Set exercise | Repeat each line of the material exactly.

Records for the exercise |

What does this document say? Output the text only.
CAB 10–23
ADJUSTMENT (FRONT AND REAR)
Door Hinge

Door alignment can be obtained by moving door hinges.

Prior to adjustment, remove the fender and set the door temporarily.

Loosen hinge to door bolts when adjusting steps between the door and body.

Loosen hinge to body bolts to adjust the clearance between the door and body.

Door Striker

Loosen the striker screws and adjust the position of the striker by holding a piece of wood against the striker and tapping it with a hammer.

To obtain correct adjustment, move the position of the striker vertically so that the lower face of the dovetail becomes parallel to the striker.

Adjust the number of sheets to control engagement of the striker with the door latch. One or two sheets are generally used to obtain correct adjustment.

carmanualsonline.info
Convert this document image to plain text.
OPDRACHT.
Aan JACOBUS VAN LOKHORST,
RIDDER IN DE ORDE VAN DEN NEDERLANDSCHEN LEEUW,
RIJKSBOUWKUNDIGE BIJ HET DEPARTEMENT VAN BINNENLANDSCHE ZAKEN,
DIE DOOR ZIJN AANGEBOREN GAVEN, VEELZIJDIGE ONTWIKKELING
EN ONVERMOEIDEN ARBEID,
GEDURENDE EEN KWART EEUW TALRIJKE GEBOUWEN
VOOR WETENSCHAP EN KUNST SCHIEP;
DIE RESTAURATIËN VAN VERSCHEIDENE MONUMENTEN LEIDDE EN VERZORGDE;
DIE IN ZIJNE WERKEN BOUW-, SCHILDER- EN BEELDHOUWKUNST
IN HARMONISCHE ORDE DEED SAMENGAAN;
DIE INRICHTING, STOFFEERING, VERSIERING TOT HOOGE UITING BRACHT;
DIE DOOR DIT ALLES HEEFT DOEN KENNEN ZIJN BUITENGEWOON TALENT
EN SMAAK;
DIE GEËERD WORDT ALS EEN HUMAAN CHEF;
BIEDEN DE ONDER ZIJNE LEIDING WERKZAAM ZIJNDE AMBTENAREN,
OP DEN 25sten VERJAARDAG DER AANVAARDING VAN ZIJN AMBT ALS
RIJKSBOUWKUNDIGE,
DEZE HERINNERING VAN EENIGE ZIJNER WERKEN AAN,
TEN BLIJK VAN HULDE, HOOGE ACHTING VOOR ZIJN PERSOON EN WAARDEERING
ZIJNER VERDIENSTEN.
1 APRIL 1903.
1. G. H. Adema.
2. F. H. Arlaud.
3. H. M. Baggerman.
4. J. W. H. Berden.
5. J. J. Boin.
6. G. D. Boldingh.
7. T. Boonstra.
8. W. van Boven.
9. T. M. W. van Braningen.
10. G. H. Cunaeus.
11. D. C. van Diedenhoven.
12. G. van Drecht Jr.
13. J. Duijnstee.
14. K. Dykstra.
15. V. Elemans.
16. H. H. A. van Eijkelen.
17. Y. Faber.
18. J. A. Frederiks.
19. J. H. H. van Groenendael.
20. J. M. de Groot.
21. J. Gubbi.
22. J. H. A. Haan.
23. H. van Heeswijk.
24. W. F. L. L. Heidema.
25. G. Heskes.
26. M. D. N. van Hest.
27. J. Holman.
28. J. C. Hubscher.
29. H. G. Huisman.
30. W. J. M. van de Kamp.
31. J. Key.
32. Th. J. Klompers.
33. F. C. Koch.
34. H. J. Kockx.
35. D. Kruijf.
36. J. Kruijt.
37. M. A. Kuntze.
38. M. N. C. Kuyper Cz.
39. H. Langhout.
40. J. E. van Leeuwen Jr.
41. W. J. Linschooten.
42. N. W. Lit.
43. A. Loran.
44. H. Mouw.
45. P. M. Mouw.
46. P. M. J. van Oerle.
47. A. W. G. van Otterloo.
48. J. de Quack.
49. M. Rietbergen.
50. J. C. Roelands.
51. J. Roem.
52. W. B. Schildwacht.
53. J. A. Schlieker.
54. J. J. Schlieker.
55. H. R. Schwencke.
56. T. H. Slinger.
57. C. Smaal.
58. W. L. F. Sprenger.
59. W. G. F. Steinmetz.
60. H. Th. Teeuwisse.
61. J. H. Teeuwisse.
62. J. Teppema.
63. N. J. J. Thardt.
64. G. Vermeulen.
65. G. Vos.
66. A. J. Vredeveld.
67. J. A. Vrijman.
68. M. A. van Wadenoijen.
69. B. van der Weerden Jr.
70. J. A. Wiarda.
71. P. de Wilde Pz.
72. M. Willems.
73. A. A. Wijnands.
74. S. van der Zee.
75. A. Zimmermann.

Solution to this exercise |
What does this document say? Output the text only.
CAB 10–23
ADJUSTMENT (FRONT AND REAR)
Door Hinge

Door alignment can be obtained by moving door hinges.

Prior to adjustment, remove the fender and set the door temporarily.

Loosen hinge to door bolts when adjusting steps between the door and body.

Loosen hinge to body bolts to adjust the clearance between the door and body.

Door Striker

Loosen the striker screws and adjust the position of the striker by holding a piece of wood against the striker and tapping it with a hammer.

To obtain correct adjustment, move the position of the striker vertically so that the lower face of the dovetail becomes parallel to the striker.

Adjust the number of sheets to control engagement of the striker with the door latch. One or two sheets are generally used to obtain correct adjustment.

carmanualsonline.info
Convert this document image to plain text.
OPDRACHT.
Aan JACOBUS VAN LOKHORST,
RIDDER IN DE ORDE VAN DEN NEDERLANDSCHEN LEEUW,
RIJKSBOUWKUNDIGE BIJ HET DEPARTEMENT VAN BINNENLANDSCHE ZAKEN,
DIE DOOR ZIJN AANGEBOREN GAVEN, VEELZIJDIGE ONTWIKKELING
EN ONVERMOEIDEN ARBEID,
GEDURENDE EEN KWART EEUW TALRIJKE GEBOUWEN
VOOR WETENSCHAP EN KUNST SCHIEP;
DIE RESTAURATIËN VAN VERSCHEIDENE MONUMENTEN LEIDDE EN VERZORGDE;
DIE IN ZIJNE WERKEN BOUW-, SCHILDER- EN BEELDHOUWKUNST
IN HARMONISCHE ORDE DEED SAMENGAAN;
DIE INRICHTING, STOFFEERING, VERSIERING TOT HOOGE UITING BRACHT;
DIE DOOR DIT ALLES HEEFT DOEN KENNEN ZIJN BUITENGEWOON TALENT
EN SMAAK;
DIE GEËERD WORDT ALS EEN HUMAAN CHEF;
BIEDEN DE ONDER ZIJNE LEIDING WERKZAAM ZIJNDE AMBTENAREN,
OP DEN 25sten VERJAARDAG DER AANVAARDING VAN ZIJN AMBT ALS
RIJKSBOUWKUNDIGE,
DEZE HERINNERING VAN EENIGE ZIJNER WERKEN AAN,
TEN BLIJK VAN HULDE, HOOGE ACHTING VOOR ZIJN PERSOON EN WAARDEERING
ZIJNER VERDIENSTEN.
1 APRIL 1903.
1. G. H. Adema.
2. F. H. Arlaud.
3. H. M. Baggerman.
4. J. W. H. Berden.
5. J. J. Boin.
6. G. D. Boldingh.
7. T. Boonstra.
8. W. van Boven.
9. T. M. W. van Braningen.
10. G. H. Cunaeus.
11. D. C. van Diedenhoven.
12. G. van Drecht Jr.
13. J. Duijnstee.
14. K. Dykstra.
15. V. Elemans.
16. H. H. A. van Eijkelen.
17. Y. Faber.
18. J. A. Frederiks.
19. J. H. H. van Groenendael.
20. J. M. de Groot.
21. J. Gubbi.
22. J. H. A. Haan.
23. H. van Heeswijk.
24. W. F. L. L. Heidema.
25. G. Heskes.
26. M. D. N. van Hest.
27. J. Holman.
28. J. C. Hubscher.
29. H. G. Huisman.
30. W. J. M. van de Kamp.
31. J. Key.
32. Th. J. Klompers.
33. F. C. Koch.
34. H. J. Kockx.
35. D. Kruijf.
36. J. Kruijt.
37. M. A. Kuntze.
38. M. N. C. Kuyper Cz.
39. H. Langhout.
40. J. E. van Leeuwen Jr.
41. W. J. Linschooten.
42. N. W. Lit.
43. A. Loran.
44. H. Mouw.
45. P. M. Mouw.
46. P. M. J. van Oerle.
47. A. W. G. van Otterloo.
48. J. de Quack.
49. M. Rietbergen.
50. J. C. Roelands.
51. J. Roem.
52. W. B. Schildwacht.
53. J. A. Schlieker.
54. J. J. Schlieker.
55. H. R. Schwencke.
56. T. H. Slinger.
57. C. Smaal.
58. W. L. F. Sprenger.
59. W. G. F. Steinmetz.
60. H. Th. Teeuwisse.
61. J. H. Teeuwisse.
62. J. Teppema.
63. N. J. J. Thardt.
64. G. Vermeulen.
65. G. Vos.
66. A. J. Vredeveld.
67. J. A. Vrijman.
68. M. A. van Wadenoijen.
69. B. van der Weerden Jr.
70. J. A. Wiarda.
71. P. de Wilde Pz.
72. M. Willems.
73. A. A. Wijnands.
74. S. van der Zee.
75. A. Zimmermann.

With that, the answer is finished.